> Problem to solve: Quote every line as written. Omit pictures.

> Given entries:
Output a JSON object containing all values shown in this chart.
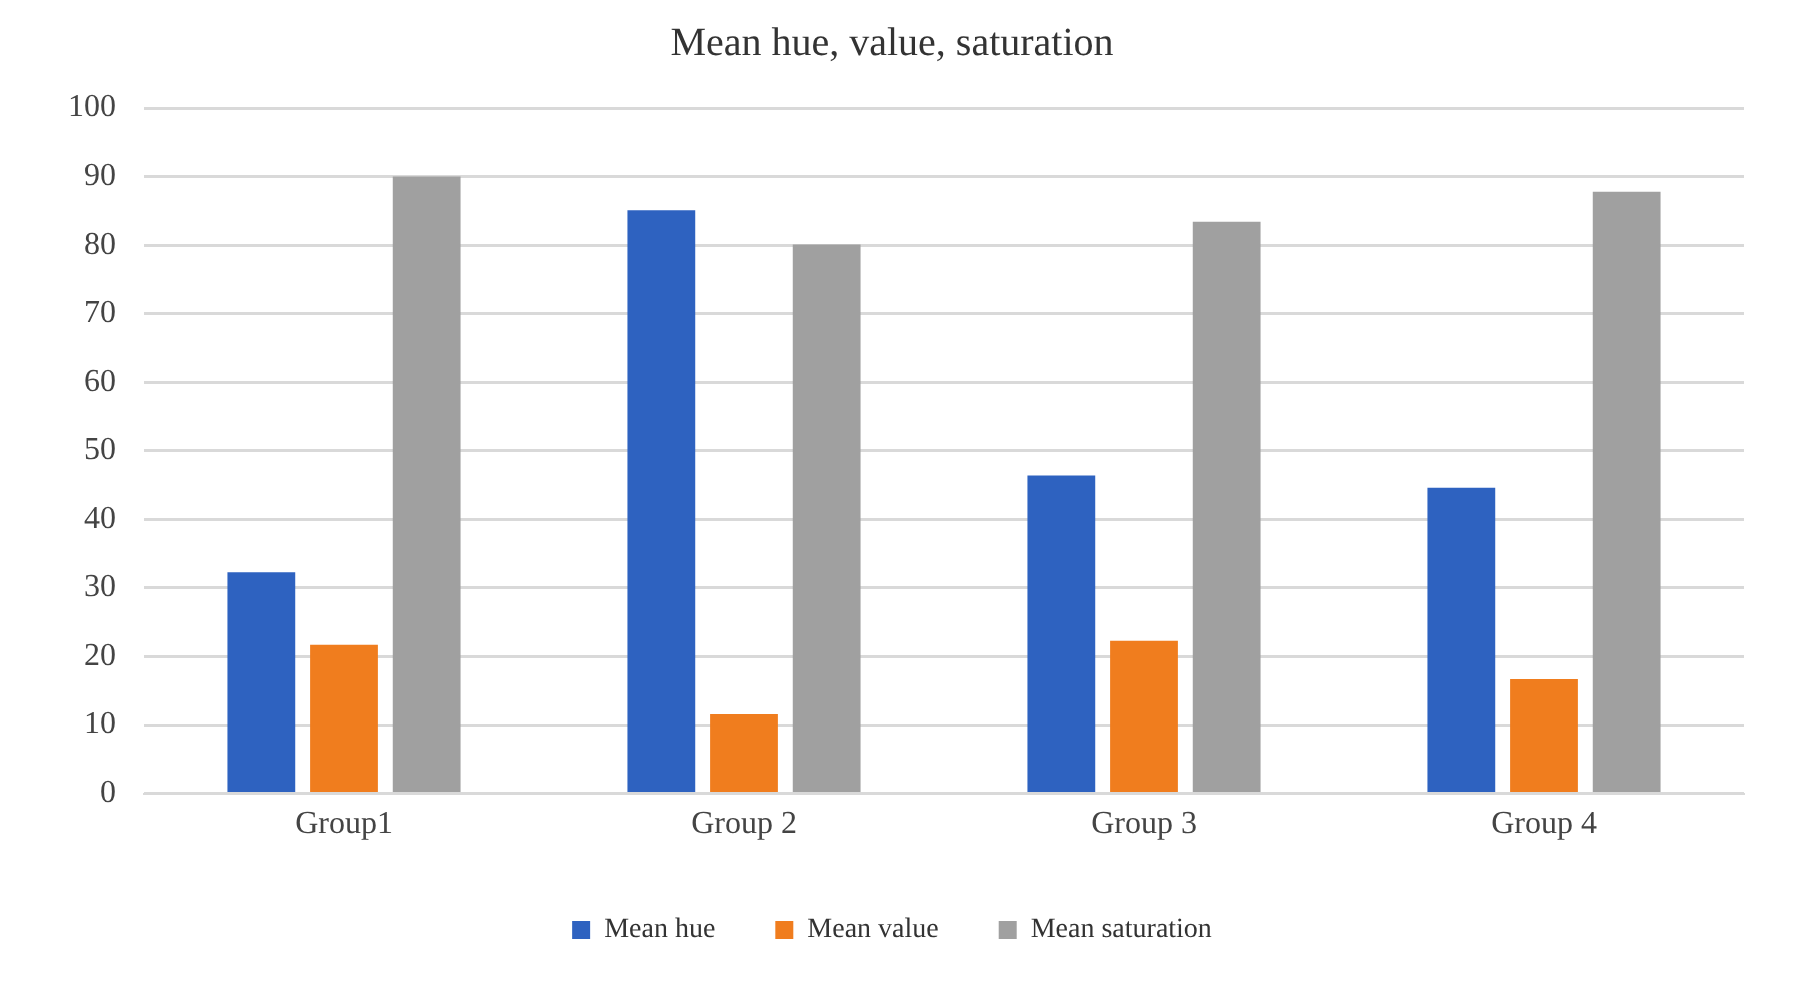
{
  "chart_data": {
    "type": "bar",
    "title": "Mean hue, value, saturation",
    "categories": [
      "Group1",
      "Group 2",
      "Group 3",
      "Group 4"
    ],
    "series": [
      {
        "name": "Mean hue",
        "color": "#2e62c0",
        "values": [
          32.3,
          85.1,
          46.4,
          44.6
        ]
      },
      {
        "name": "Mean value",
        "color": "#f07d1e",
        "values": [
          21.7,
          11.6,
          22.3,
          16.7
        ]
      },
      {
        "name": "Mean saturation",
        "color": "#a0a0a0",
        "values": [
          90.0,
          80.1,
          83.4,
          87.8
        ]
      }
    ],
    "ylim": [
      0,
      100
    ],
    "yticks": [
      0,
      10,
      20,
      30,
      40,
      50,
      60,
      70,
      80,
      90,
      100
    ],
    "grid": "y",
    "legend": "bottom"
  }
}
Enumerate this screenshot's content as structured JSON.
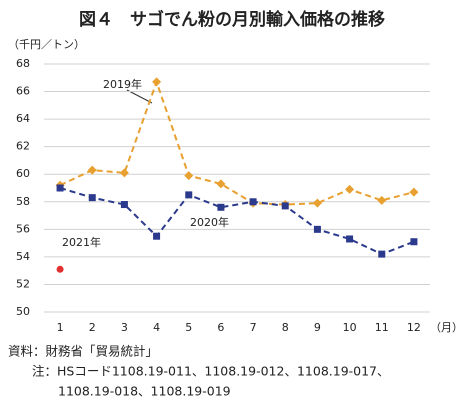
{
  "chart_data": {
    "type": "line",
    "title": "図４　サゴでん粉の月別輸入価格の推移",
    "y_label": "（千円／トン）",
    "x_label": "（月）",
    "categories": [
      "1",
      "2",
      "3",
      "4",
      "5",
      "6",
      "7",
      "8",
      "9",
      "10",
      "11",
      "12"
    ],
    "series": [
      {
        "name": "2019年",
        "color": "#e8a030",
        "marker": "diamond",
        "dashed": true,
        "values": [
          59.2,
          60.3,
          60.1,
          66.7,
          59.9,
          59.3,
          57.9,
          57.8,
          57.9,
          58.9,
          58.1,
          58.7
        ]
      },
      {
        "name": "2020年",
        "color": "#2b3a8c",
        "marker": "square",
        "dashed": true,
        "values": [
          59.0,
          58.3,
          57.8,
          55.5,
          58.5,
          57.6,
          58.0,
          57.7,
          56.0,
          55.3,
          54.2,
          55.1
        ]
      },
      {
        "name": "2021年",
        "color": "#e03030",
        "marker": "circle",
        "dashed": false,
        "values": [
          53.1,
          null,
          null,
          null,
          null,
          null,
          null,
          null,
          null,
          null,
          null,
          null
        ]
      }
    ],
    "ylim": [
      50,
      68
    ],
    "yticks": [
      50,
      52,
      54,
      56,
      58,
      60,
      62,
      64,
      66,
      68
    ],
    "grid": true,
    "source": "資料：財務省「貿易統計」",
    "notes": [
      "注：HSコード1108.19-011、1108.19-012、1108.19-017、",
      "1108.19-018、1108.19-019"
    ]
  }
}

> Full answer:
Output a JSON object containing all values shown in this chart.
{
  "chart_data": {
    "type": "bar",
    "title": "Mean hue, value, saturation",
    "categories": [
      "Group1",
      "Group 2",
      "Group 3",
      "Group 4"
    ],
    "series": [
      {
        "name": "Mean hue",
        "color": "#2e62c0",
        "values": [
          32.3,
          85.1,
          46.4,
          44.6
        ]
      },
      {
        "name": "Mean value",
        "color": "#f07d1e",
        "values": [
          21.7,
          11.6,
          22.3,
          16.7
        ]
      },
      {
        "name": "Mean saturation",
        "color": "#a0a0a0",
        "values": [
          90.0,
          80.1,
          83.4,
          87.8
        ]
      }
    ],
    "ylim": [
      0,
      100
    ],
    "yticks": [
      0,
      10,
      20,
      30,
      40,
      50,
      60,
      70,
      80,
      90,
      100
    ],
    "grid": "y",
    "legend": "bottom"
  }
}
Enumerate this screenshot's content as structured JSON.
{
  "chart_data": {
    "type": "line",
    "title": "図４　サゴでん粉の月別輸入価格の推移",
    "y_label": "（千円／トン）",
    "x_label": "（月）",
    "categories": [
      "1",
      "2",
      "3",
      "4",
      "5",
      "6",
      "7",
      "8",
      "9",
      "10",
      "11",
      "12"
    ],
    "series": [
      {
        "name": "2019年",
        "color": "#e8a030",
        "marker": "diamond",
        "dashed": true,
        "values": [
          59.2,
          60.3,
          60.1,
          66.7,
          59.9,
          59.3,
          57.9,
          57.8,
          57.9,
          58.9,
          58.1,
          58.7
        ]
      },
      {
        "name": "2020年",
        "color": "#2b3a8c",
        "marker": "square",
        "dashed": true,
        "values": [
          59.0,
          58.3,
          57.8,
          55.5,
          58.5,
          57.6,
          58.0,
          57.7,
          56.0,
          55.3,
          54.2,
          55.1
        ]
      },
      {
        "name": "2021年",
        "color": "#e03030",
        "marker": "circle",
        "dashed": false,
        "values": [
          53.1,
          null,
          null,
          null,
          null,
          null,
          null,
          null,
          null,
          null,
          null,
          null
        ]
      }
    ],
    "ylim": [
      50,
      68
    ],
    "yticks": [
      50,
      52,
      54,
      56,
      58,
      60,
      62,
      64,
      66,
      68
    ],
    "grid": true,
    "source": "資料：財務省「貿易統計」",
    "notes": [
      "注：HSコード1108.19-011、1108.19-012、1108.19-017、",
      "1108.19-018、1108.19-019"
    ]
  }
}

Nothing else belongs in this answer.